__BRIEF__. Leave every picture behind and copy the rest of the entries below exactly.

__INPUT DATA__.

------------------------------------------------------------------------

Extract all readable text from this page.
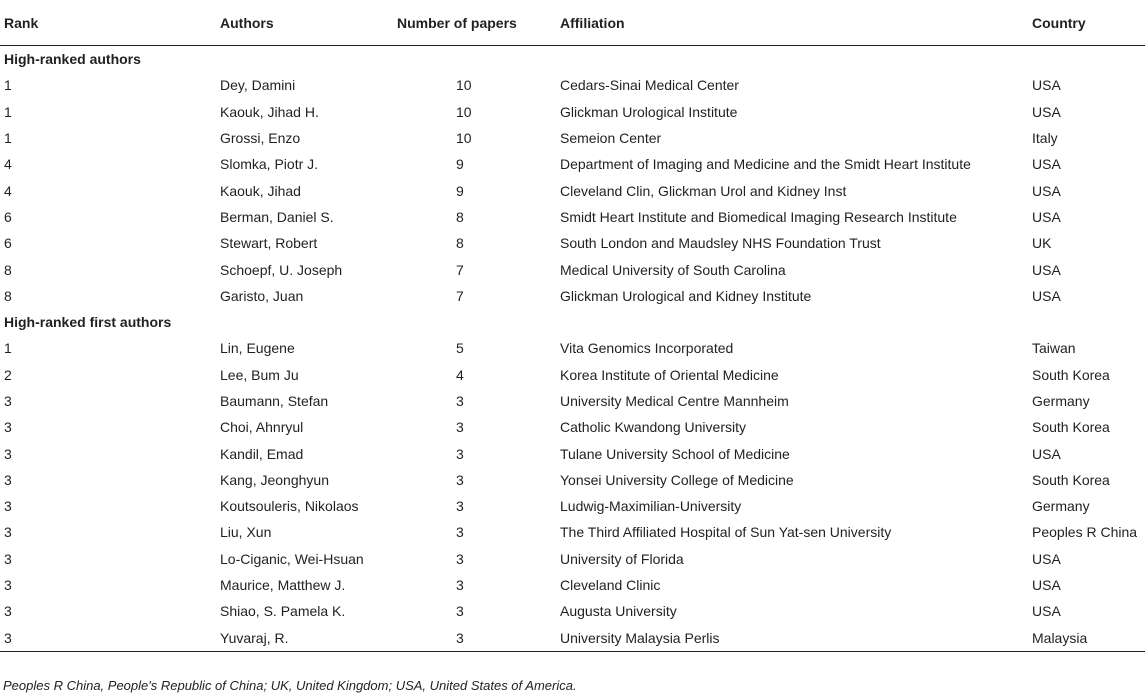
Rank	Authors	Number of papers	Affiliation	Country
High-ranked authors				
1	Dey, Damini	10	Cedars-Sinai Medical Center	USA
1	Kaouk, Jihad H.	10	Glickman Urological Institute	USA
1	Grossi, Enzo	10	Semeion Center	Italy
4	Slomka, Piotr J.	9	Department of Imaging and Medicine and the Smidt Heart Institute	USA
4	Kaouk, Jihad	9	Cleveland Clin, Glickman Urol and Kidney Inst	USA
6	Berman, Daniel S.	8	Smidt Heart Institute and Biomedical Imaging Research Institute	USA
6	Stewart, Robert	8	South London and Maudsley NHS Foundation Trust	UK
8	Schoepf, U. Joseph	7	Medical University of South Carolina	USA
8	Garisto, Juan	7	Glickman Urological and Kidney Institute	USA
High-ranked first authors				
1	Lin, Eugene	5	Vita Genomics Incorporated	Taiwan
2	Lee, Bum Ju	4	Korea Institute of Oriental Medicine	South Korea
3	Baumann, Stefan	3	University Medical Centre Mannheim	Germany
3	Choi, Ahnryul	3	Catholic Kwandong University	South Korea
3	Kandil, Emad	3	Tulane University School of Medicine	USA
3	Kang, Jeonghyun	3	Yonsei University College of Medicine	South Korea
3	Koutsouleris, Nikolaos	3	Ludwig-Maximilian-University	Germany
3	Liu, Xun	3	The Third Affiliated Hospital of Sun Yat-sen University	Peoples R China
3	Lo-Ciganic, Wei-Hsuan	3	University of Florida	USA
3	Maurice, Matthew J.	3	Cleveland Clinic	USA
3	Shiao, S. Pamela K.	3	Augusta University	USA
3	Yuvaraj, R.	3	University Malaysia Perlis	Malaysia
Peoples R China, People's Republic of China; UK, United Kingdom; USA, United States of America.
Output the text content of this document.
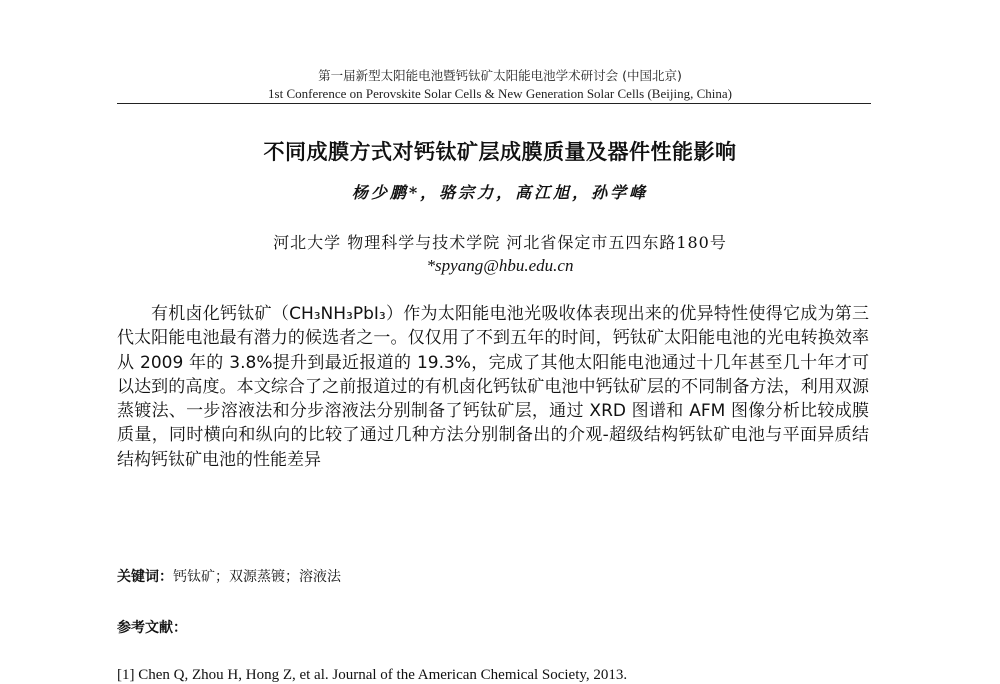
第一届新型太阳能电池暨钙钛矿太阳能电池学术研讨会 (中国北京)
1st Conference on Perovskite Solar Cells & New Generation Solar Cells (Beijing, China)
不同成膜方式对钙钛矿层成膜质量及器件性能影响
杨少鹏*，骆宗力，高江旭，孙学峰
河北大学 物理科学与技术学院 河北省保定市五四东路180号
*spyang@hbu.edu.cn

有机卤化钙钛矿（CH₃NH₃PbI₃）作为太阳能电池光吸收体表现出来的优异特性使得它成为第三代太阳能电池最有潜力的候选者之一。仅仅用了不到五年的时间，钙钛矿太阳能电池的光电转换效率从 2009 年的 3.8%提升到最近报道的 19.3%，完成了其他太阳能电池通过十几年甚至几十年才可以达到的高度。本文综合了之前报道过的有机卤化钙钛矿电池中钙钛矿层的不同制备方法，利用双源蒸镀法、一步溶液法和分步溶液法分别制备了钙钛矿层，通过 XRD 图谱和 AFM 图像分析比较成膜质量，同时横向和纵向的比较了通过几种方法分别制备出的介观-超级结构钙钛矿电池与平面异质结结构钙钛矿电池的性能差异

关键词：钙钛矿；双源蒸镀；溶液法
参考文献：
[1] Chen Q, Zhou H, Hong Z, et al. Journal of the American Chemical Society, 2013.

------------------------------------------------------------------------

__FINAL ANSWER__.
Extract all readable text from this page.
Rank	Authors	Number of papers	Affiliation	Country
High-ranked authors				
1	Dey, Damini	10	Cedars-Sinai Medical Center	USA
1	Kaouk, Jihad H.	10	Glickman Urological Institute	USA
1	Grossi, Enzo	10	Semeion Center	Italy
4	Slomka, Piotr J.	9	Department of Imaging and Medicine and the Smidt Heart Institute	USA
4	Kaouk, Jihad	9	Cleveland Clin, Glickman Urol and Kidney Inst	USA
6	Berman, Daniel S.	8	Smidt Heart Institute and Biomedical Imaging Research Institute	USA
6	Stewart, Robert	8	South London and Maudsley NHS Foundation Trust	UK
8	Schoepf, U. Joseph	7	Medical University of South Carolina	USA
8	Garisto, Juan	7	Glickman Urological and Kidney Institute	USA
High-ranked first authors				
1	Lin, Eugene	5	Vita Genomics Incorporated	Taiwan
2	Lee, Bum Ju	4	Korea Institute of Oriental Medicine	South Korea
3	Baumann, Stefan	3	University Medical Centre Mannheim	Germany
3	Choi, Ahnryul	3	Catholic Kwandong University	South Korea
3	Kandil, Emad	3	Tulane University School of Medicine	USA
3	Kang, Jeonghyun	3	Yonsei University College of Medicine	South Korea
3	Koutsouleris, Nikolaos	3	Ludwig-Maximilian-University	Germany
3	Liu, Xun	3	The Third Affiliated Hospital of Sun Yat-sen University	Peoples R China
3	Lo-Ciganic, Wei-Hsuan	3	University of Florida	USA
3	Maurice, Matthew J.	3	Cleveland Clinic	USA
3	Shiao, S. Pamela K.	3	Augusta University	USA
3	Yuvaraj, R.	3	University Malaysia Perlis	Malaysia
Peoples R China, People's Republic of China; UK, United Kingdom; USA, United States of America.
Output the text content of this document.
第一届新型太阳能电池暨钙钛矿太阳能电池学术研讨会 (中国北京)
1st Conference on Perovskite Solar Cells & New Generation Solar Cells (Beijing, China)
不同成膜方式对钙钛矿层成膜质量及器件性能影响
杨少鹏*，骆宗力，高江旭，孙学峰
河北大学 物理科学与技术学院 河北省保定市五四东路180号
*spyang@hbu.edu.cn

有机卤化钙钛矿（CH₃NH₃PbI₃）作为太阳能电池光吸收体表现出来的优异特性使得它成为第三代太阳能电池最有潜力的候选者之一。仅仅用了不到五年的时间，钙钛矿太阳能电池的光电转换效率从 2009 年的 3.8%提升到最近报道的 19.3%，完成了其他太阳能电池通过十几年甚至几十年才可以达到的高度。本文综合了之前报道过的有机卤化钙钛矿电池中钙钛矿层的不同制备方法，利用双源蒸镀法、一步溶液法和分步溶液法分别制备了钙钛矿层，通过 XRD 图谱和 AFM 图像分析比较成膜质量，同时横向和纵向的比较了通过几种方法分别制备出的介观-超级结构钙钛矿电池与平面异质结结构钙钛矿电池的性能差异

关键词：钙钛矿；双源蒸镀；溶液法
参考文献：
[1] Chen Q, Zhou H, Hong Z, et al. Journal of the American Chemical Society, 2013.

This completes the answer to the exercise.